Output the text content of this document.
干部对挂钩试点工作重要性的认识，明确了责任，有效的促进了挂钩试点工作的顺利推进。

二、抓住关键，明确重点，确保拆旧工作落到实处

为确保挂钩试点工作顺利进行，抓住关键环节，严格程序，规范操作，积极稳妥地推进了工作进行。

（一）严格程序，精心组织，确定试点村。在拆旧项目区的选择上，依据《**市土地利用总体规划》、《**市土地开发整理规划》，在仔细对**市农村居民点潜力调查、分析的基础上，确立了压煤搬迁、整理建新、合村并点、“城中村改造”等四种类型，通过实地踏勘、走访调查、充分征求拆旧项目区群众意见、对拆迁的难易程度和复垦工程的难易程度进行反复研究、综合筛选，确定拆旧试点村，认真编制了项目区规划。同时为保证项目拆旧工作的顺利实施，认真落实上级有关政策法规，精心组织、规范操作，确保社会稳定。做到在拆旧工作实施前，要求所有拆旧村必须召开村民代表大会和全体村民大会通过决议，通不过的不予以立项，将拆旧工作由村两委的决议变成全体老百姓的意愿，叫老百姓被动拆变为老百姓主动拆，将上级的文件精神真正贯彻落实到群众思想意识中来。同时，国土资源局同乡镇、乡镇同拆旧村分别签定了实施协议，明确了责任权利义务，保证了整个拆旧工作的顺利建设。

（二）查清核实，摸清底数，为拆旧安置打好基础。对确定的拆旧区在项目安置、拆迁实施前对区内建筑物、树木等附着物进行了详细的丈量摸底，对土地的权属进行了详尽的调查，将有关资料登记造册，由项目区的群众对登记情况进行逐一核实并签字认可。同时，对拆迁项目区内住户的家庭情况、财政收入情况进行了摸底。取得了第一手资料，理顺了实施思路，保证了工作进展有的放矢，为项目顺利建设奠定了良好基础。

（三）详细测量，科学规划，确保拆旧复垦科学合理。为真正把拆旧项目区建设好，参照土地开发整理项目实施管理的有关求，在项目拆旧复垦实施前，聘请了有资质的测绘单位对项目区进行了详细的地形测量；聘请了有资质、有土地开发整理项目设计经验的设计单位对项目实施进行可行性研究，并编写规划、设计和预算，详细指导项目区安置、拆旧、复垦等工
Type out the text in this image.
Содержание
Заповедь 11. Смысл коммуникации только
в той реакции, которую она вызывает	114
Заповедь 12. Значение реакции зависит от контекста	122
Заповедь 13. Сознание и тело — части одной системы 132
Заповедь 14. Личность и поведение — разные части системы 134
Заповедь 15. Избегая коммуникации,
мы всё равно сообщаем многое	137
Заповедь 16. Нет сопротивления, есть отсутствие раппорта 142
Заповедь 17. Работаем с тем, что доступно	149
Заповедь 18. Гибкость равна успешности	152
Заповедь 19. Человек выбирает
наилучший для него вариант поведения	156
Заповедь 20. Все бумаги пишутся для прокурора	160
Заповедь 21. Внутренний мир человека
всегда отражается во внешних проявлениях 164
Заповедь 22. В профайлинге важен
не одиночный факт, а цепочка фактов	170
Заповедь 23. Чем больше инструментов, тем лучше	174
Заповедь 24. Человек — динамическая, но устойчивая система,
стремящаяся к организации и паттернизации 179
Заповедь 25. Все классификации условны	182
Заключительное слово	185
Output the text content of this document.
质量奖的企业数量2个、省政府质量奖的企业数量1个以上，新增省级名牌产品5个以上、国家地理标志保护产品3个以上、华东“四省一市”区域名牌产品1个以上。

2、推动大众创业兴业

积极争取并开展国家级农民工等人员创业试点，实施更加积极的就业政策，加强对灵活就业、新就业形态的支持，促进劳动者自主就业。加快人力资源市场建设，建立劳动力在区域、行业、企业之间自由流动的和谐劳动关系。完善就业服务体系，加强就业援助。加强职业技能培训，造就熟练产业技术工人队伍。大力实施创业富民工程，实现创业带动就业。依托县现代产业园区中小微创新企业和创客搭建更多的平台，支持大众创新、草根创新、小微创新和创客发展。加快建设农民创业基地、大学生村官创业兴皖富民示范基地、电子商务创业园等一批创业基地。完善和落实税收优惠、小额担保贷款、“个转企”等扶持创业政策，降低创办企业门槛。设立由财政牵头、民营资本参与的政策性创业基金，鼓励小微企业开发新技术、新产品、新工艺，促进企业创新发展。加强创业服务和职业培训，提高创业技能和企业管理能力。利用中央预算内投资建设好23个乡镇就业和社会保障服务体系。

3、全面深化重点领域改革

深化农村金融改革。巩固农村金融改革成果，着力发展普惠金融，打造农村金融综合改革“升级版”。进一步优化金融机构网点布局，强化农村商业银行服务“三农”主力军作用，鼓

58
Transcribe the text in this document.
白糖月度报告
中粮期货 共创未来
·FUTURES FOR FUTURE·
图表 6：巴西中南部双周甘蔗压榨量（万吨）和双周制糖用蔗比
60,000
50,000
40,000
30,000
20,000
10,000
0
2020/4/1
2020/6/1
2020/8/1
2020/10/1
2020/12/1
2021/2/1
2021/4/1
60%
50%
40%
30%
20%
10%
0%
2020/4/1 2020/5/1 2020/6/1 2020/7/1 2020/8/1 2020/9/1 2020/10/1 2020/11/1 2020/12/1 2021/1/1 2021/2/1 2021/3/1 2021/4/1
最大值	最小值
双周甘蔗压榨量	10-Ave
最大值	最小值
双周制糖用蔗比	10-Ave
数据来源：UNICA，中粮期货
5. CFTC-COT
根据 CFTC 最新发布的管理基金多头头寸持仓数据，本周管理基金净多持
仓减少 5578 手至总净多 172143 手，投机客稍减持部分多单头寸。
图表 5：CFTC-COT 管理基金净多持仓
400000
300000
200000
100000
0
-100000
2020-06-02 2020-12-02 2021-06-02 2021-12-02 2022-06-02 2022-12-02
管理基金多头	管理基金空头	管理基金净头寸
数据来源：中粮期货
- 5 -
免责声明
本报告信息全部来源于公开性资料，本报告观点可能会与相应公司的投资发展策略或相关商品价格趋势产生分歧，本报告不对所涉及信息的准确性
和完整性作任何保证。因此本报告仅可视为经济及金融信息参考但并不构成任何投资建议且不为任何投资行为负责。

* EXERCISE AIM
All lines of the data above that include the word "text" must be shown.

* SOLUTION TO THE PROBLEM
Output the text content of this document.
Type out the text in this image.
Output the text content of this document.
Transcribe the text in this document.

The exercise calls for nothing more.